[Start]
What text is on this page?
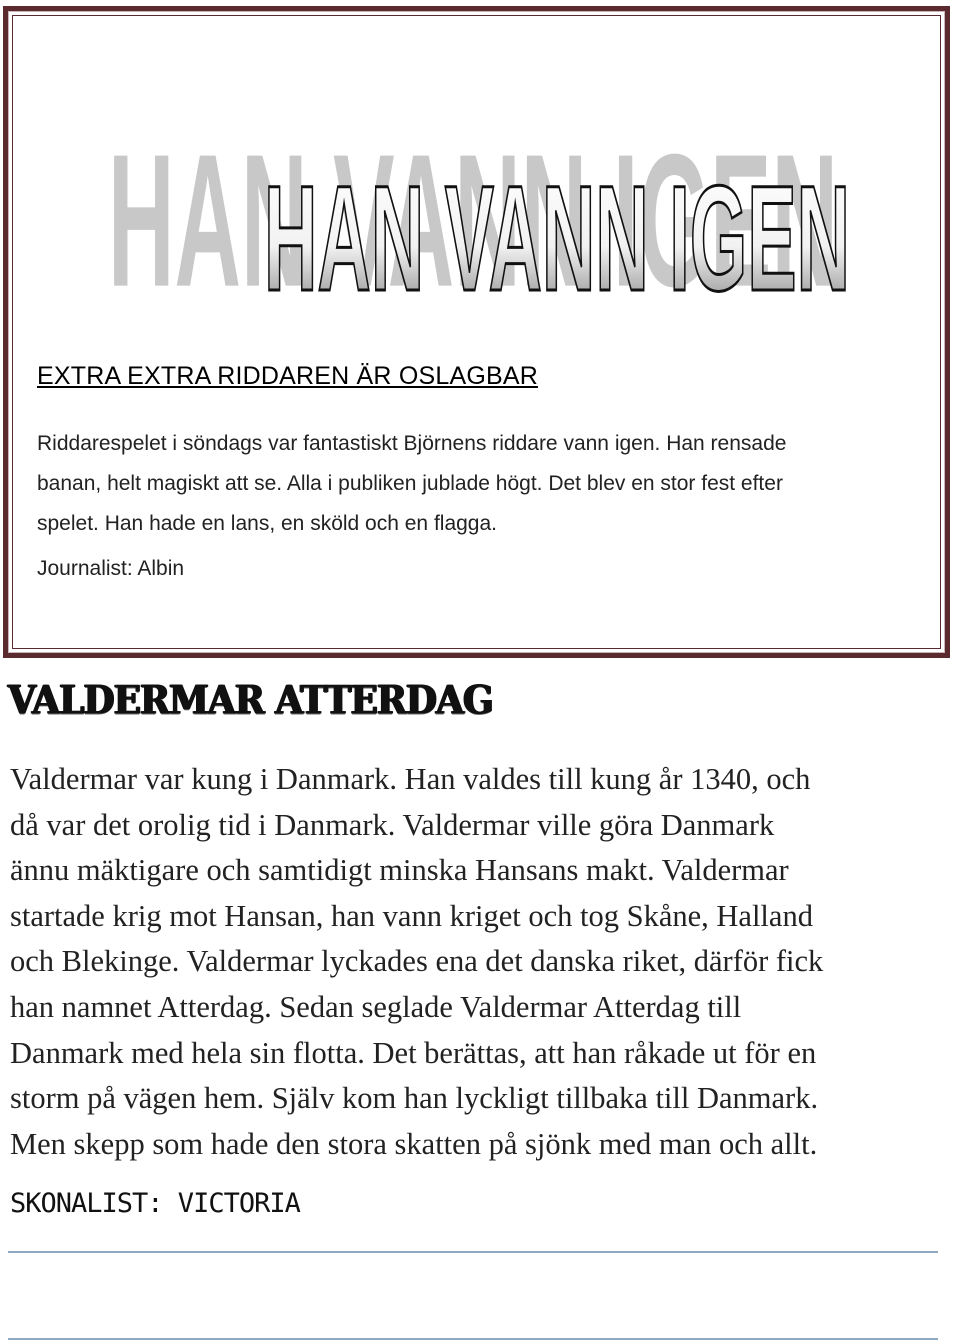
HAN VANN IGEN
HAN VANN IGEN
EXTRA EXTRA RIDDAREN ÄR OSLAGBAR
Riddarespelet i söndags var fantastiskt Björnens riddare vann igen. Han rensade
banan, helt magiskt att se. Alla i publiken jublade högt. Det blev en stor fest efter
spelet. Han hade en lans, en sköld och en flagga.
Journalist: Albin
VALDERMAR ATTERDAG
Valdermar var kung i Danmark. Han valdes till kung år 1340, och
då var det orolig tid i Danmark. Valdermar ville göra Danmark
ännu mäktigare och samtidigt minska Hansans makt. Valdermar
startade krig mot Hansan, han vann kriget och tog Skåne, Halland
och Blekinge. Valdermar lyckades ena det danska riket, därför fick
han namnet Atterdag. Sedan seglade Valdermar Atterdag till
Danmark med hela sin flotta. Det berättas, att han råkade ut för en
storm på vägen hem. Själv kom han lyckligt tillbaka till Danmark.
Men skepp som hade den stora skatten på sjönk med man och allt.
SKONALIST: VICTORIA
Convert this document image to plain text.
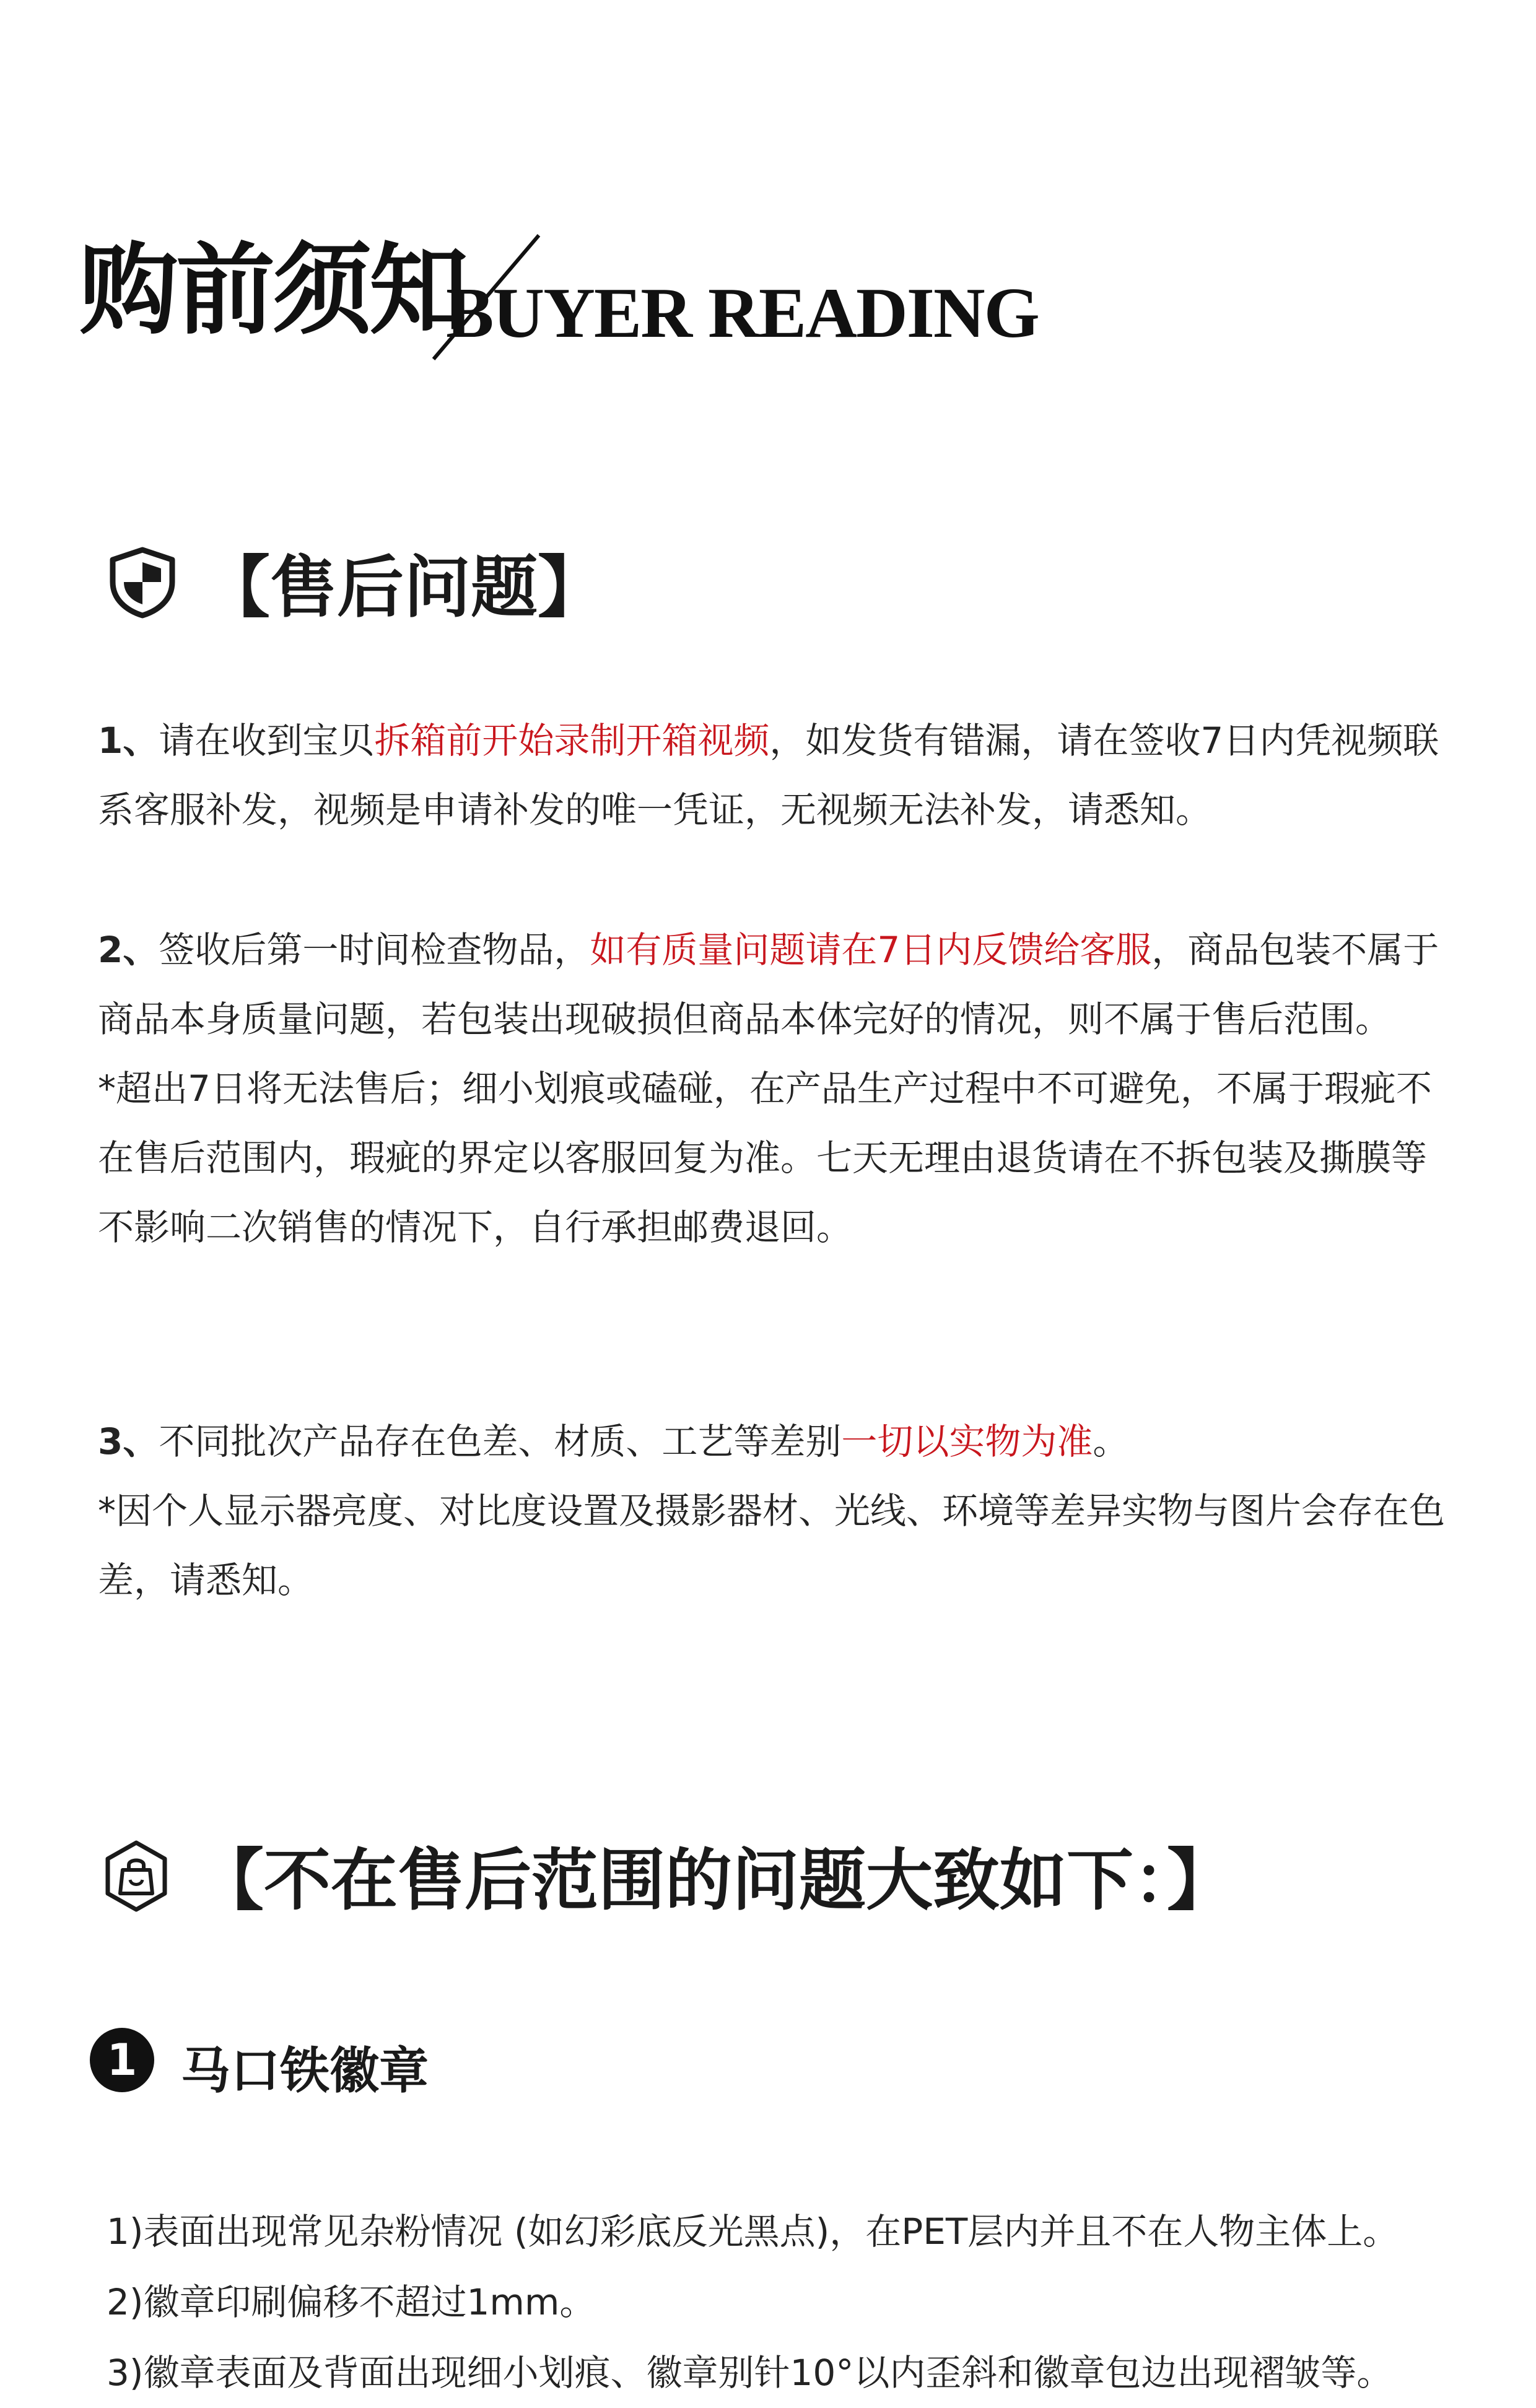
购前须知
BUYER READING
【售后问题】

1、请在收到宝贝拆箱前开始录制开箱视频，如发货有错漏，请在签收7日内凭视频联系客服补发，视频是申请补发的唯一凭证，无视频无法补发，请悉知。

2、签收后第一时间检查物品，如有质量问题请在7日内反馈给客服，商品包装不属于商品本身质量问题，若包装出现破损但商品本体完好的情况，则不属于售后范围。

*超出7日将无法售后；细小划痕或磕碰，在产品生产过程中不可避免，不属于瑕疵不在售后范围内，瑕疵的界定以客服回复为准。七天无理由退货请在不拆包装及撕膜等不影响二次销售的情况下，自行承担邮费退回。

3、不同批次产品存在色差、材质、工艺等差别一切以实物为准。

*因个人显示器亮度、对比度设置及摄影器材、光线、环境等差异实物与图片会存在色差，请悉知。

【不在售后范围的问题大致如下：】
1 马口铁徽章
1)表面出现常见杂粉情况 (如幻彩底反光黑点)，在PET层内并且不在人物主体上。
2)徽章印刷偏移不超过1mm。
3)徽章表面及背面出现细小划痕、徽章别针10°以内歪斜和徽章包边出现褶皱等。
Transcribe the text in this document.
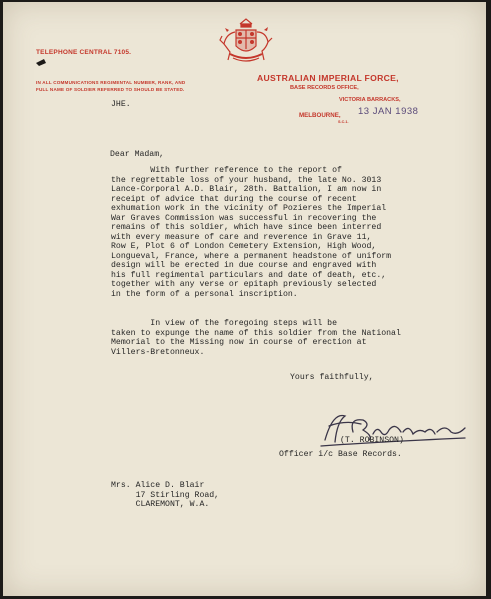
TELEPHONE CENTRAL 7105.
IN ALL COMMUNICATIONS REGIMENTAL NUMBER, RANK, AND FULL NAME OF SOLDIER REFERRED TO SHOULD BE STATED.
AUSTRALIAN IMPERIAL FORCE,
BASE RECORDS OFFICE,
VICTORIA BARRACKS,
MELBOURNE,
S.C.1.
13 JAN 1938
JHE.
Dear Madam,
With further reference to the report of
the regrettable loss of your husband, the late No. 3013
Lance-Corporal A.D. Blair, 28th. Battalion, I am now in
receipt of advice that during the course of recent
exhumation work in the vicinity of Pozieres the Imperial
War Graves Commission was successful in recovering the
remains of this soldier, which have since been interred
with every measure of care and reverence in Grave 11,
Row E, Plot 6 of London Cemetery Extension, High Wood,
Longueval, France, where a permanent headstone of uniform
design will be erected in due course and engraved with
his full regimental particulars and date of death, etc.,
together with any verse or epitaph previously selected
in the form of a personal inscription.
In view of the foregoing steps will be
taken to expunge the name of this soldier from the National
Memorial to the Missing now in course of erection at
Villers-Bretonneux.
Yours faithfully,
(T. ROBINSON)
Officer i/c Base Records.
Mrs. Alice D. Blair
17 Stirling Road,
CLAREMONT, W.A.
[End]
Required work
Leave images out of the retyped records; keep all else exact.

Task answer
What text is on this page?
HAN VANN IGEN
HAN VANN IGEN
EXTRA EXTRA RIDDAREN ÄR OSLAGBAR
Riddarespelet i söndags var fantastiskt Björnens riddare vann igen. Han rensade
banan, helt magiskt att se. Alla i publiken jublade högt. Det blev en stor fest efter
spelet. Han hade en lans, en sköld och en flagga.
Journalist: Albin
VALDERMAR ATTERDAG
Valdermar var kung i Danmark. Han valdes till kung år 1340, och
då var det orolig tid i Danmark. Valdermar ville göra Danmark
ännu mäktigare och samtidigt minska Hansans makt. Valdermar
startade krig mot Hansan, han vann kriget och tog Skåne, Halland
och Blekinge. Valdermar lyckades ena det danska riket, därför fick
han namnet Atterdag. Sedan seglade Valdermar Atterdag till
Danmark med hela sin flotta. Det berättas, att han råkade ut för en
storm på vägen hem. Själv kom han lyckligt tillbaka till Danmark.
Men skepp som hade den stora skatten på sjönk med man och allt.
SKONALIST: VICTORIA
Convert this document image to plain text.
购前须知
BUYER READING
【售后问题】

1、请在收到宝贝拆箱前开始录制开箱视频，如发货有错漏，请在签收7日内凭视频联系客服补发，视频是申请补发的唯一凭证，无视频无法补发，请悉知。

2、签收后第一时间检查物品，如有质量问题请在7日内反馈给客服，商品包装不属于商品本身质量问题，若包装出现破损但商品本体完好的情况，则不属于售后范围。

*超出7日将无法售后；细小划痕或磕碰，在产品生产过程中不可避免，不属于瑕疵不在售后范围内，瑕疵的界定以客服回复为准。七天无理由退货请在不拆包装及撕膜等不影响二次销售的情况下，自行承担邮费退回。

3、不同批次产品存在色差、材质、工艺等差别一切以实物为准。

*因个人显示器亮度、对比度设置及摄影器材、光线、环境等差异实物与图片会存在色差，请悉知。

【不在售后范围的问题大致如下：】
1 马口铁徽章
1)表面出现常见杂粉情况 (如幻彩底反光黑点)，在PET层内并且不在人物主体上。
2)徽章印刷偏移不超过1mm。
3)徽章表面及背面出现细小划痕、徽章别针10°以内歪斜和徽章包边出现褶皱等。
Transcribe the text in this document.
TELEPHONE CENTRAL 7105.
IN ALL COMMUNICATIONS REGIMENTAL NUMBER, RANK, AND FULL NAME OF SOLDIER REFERRED TO SHOULD BE STATED.
AUSTRALIAN IMPERIAL FORCE,
BASE RECORDS OFFICE,
VICTORIA BARRACKS,
MELBOURNE,
S.C.1.
13 JAN 1938
JHE.
Dear Madam,
With further reference to the report of
the regrettable loss of your husband, the late No. 3013
Lance-Corporal A.D. Blair, 28th. Battalion, I am now in
receipt of advice that during the course of recent
exhumation work in the vicinity of Pozieres the Imperial
War Graves Commission was successful in recovering the
remains of this soldier, which have since been interred
with every measure of care and reverence in Grave 11,
Row E, Plot 6 of London Cemetery Extension, High Wood,
Longueval, France, where a permanent headstone of uniform
design will be erected in due course and engraved with
his full regimental particulars and date of death, etc.,
together with any verse or epitaph previously selected
in the form of a personal inscription.
In view of the foregoing steps will be
taken to expunge the name of this soldier from the National
Memorial to the Missing now in course of erection at
Villers-Bretonneux.
Yours faithfully,
(T. ROBINSON)
Officer i/c Base Records.
Mrs. Alice D. Blair
17 Stirling Road,
CLAREMONT, W.A.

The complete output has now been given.